## Given request
Count the lines in the rows below that contain the string "Text", and reply with only that number.

## Stored rows
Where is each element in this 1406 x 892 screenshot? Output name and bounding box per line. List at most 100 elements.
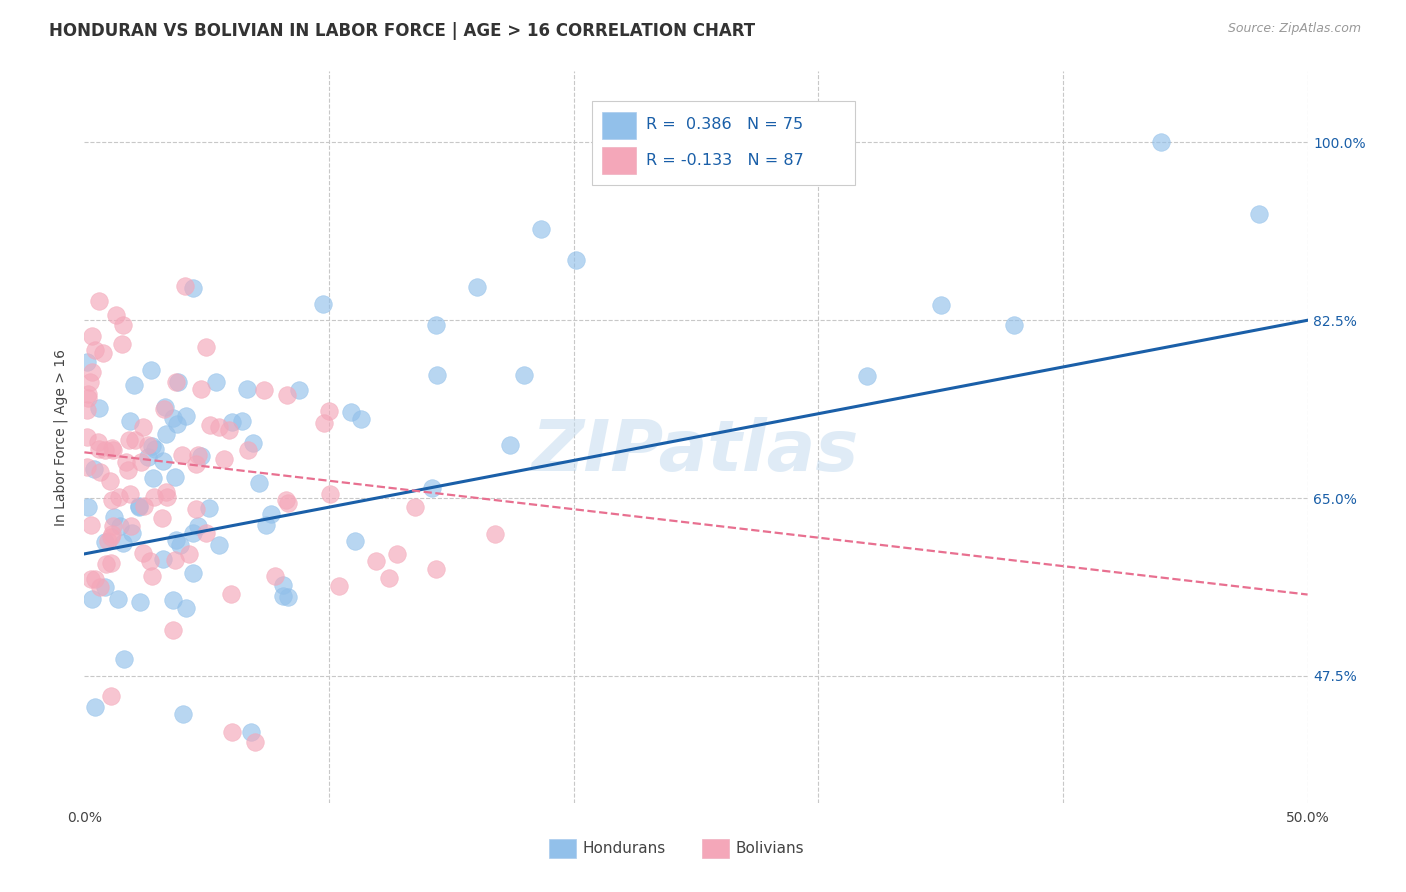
Point — [84, 700, 107, 714]
Point — [165, 553, 187, 567]
Point — [136, 438, 159, 452]
Bar — [602, 146, 636, 175]
Point — [79, 375, 101, 389]
Point — [76, 355, 98, 369]
Bar — [702, 839, 728, 858]
Point — [100, 689, 122, 703]
Point — [243, 735, 266, 749]
Point — [87, 293, 110, 308]
Point — [231, 414, 253, 428]
Point — [128, 499, 150, 513]
Point — [1002, 318, 1025, 333]
Point — [165, 375, 187, 389]
Point — [277, 590, 299, 604]
Point — [76, 387, 98, 401]
Point — [260, 508, 283, 522]
Point — [141, 363, 163, 377]
Point — [277, 496, 299, 510]
Point — [162, 411, 184, 425]
Point — [111, 336, 134, 351]
Point — [112, 652, 135, 666]
Point — [187, 448, 209, 462]
Point — [80, 365, 103, 379]
Text: R = -0.133   N = 87: R = -0.133 N = 87 — [645, 153, 804, 168]
Point — [132, 546, 155, 560]
Point — [111, 318, 134, 332]
Point — [254, 517, 277, 532]
Point — [235, 382, 257, 396]
Point — [98, 475, 121, 489]
Point — [101, 519, 124, 533]
Point — [319, 487, 342, 501]
Point — [404, 500, 426, 515]
Point — [929, 298, 952, 312]
Point — [173, 279, 195, 293]
Point — [420, 481, 443, 495]
Point — [162, 593, 184, 607]
Point — [118, 433, 141, 447]
Point — [274, 492, 297, 507]
Point — [1247, 206, 1270, 220]
Point — [83, 572, 105, 586]
Point — [117, 463, 139, 477]
Point — [134, 499, 156, 513]
Point — [499, 438, 522, 452]
Point — [219, 587, 242, 601]
Point — [166, 417, 188, 431]
Bar — [602, 112, 636, 139]
Point — [181, 281, 204, 295]
Point — [340, 405, 363, 419]
Point — [195, 526, 218, 541]
Point — [101, 526, 124, 541]
Point — [77, 500, 100, 514]
Point — [124, 433, 146, 447]
Point — [271, 589, 294, 603]
Point — [238, 443, 260, 458]
Point — [87, 435, 110, 450]
Point — [107, 591, 129, 606]
Point — [165, 533, 187, 548]
Point — [108, 519, 131, 533]
Point — [425, 318, 447, 333]
Point — [82, 591, 104, 606]
Point — [252, 383, 274, 397]
Point — [425, 561, 447, 575]
Point — [565, 253, 588, 268]
Point — [163, 469, 186, 483]
Point — [465, 279, 488, 293]
Point — [118, 486, 141, 500]
Point — [218, 423, 240, 437]
Point — [132, 420, 155, 434]
Point — [80, 572, 103, 586]
Point — [84, 343, 107, 357]
Point — [89, 580, 111, 594]
Point — [212, 452, 235, 467]
Point — [76, 403, 98, 417]
Point — [172, 707, 194, 722]
Point — [856, 369, 879, 384]
FancyBboxPatch shape — [592, 101, 855, 185]
Point — [111, 536, 134, 550]
Bar — [550, 839, 576, 858]
Point — [263, 569, 285, 583]
Text: R =  0.386   N = 75: R = 0.386 N = 75 — [645, 117, 803, 132]
Point — [187, 519, 209, 533]
Point — [103, 442, 125, 457]
Point — [190, 382, 212, 396]
Point — [152, 453, 174, 467]
Point — [318, 404, 340, 418]
Point — [94, 535, 117, 549]
Point — [108, 491, 131, 505]
Point — [364, 553, 387, 567]
Point — [155, 485, 177, 500]
Point — [162, 623, 184, 637]
Point — [100, 530, 122, 544]
Point — [76, 459, 98, 474]
Point — [378, 571, 401, 585]
Point — [153, 402, 176, 417]
Point — [1150, 136, 1173, 150]
Point — [89, 465, 111, 479]
Point — [271, 577, 294, 591]
Point — [484, 527, 506, 541]
Point — [76, 391, 98, 405]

## Reply to the task
2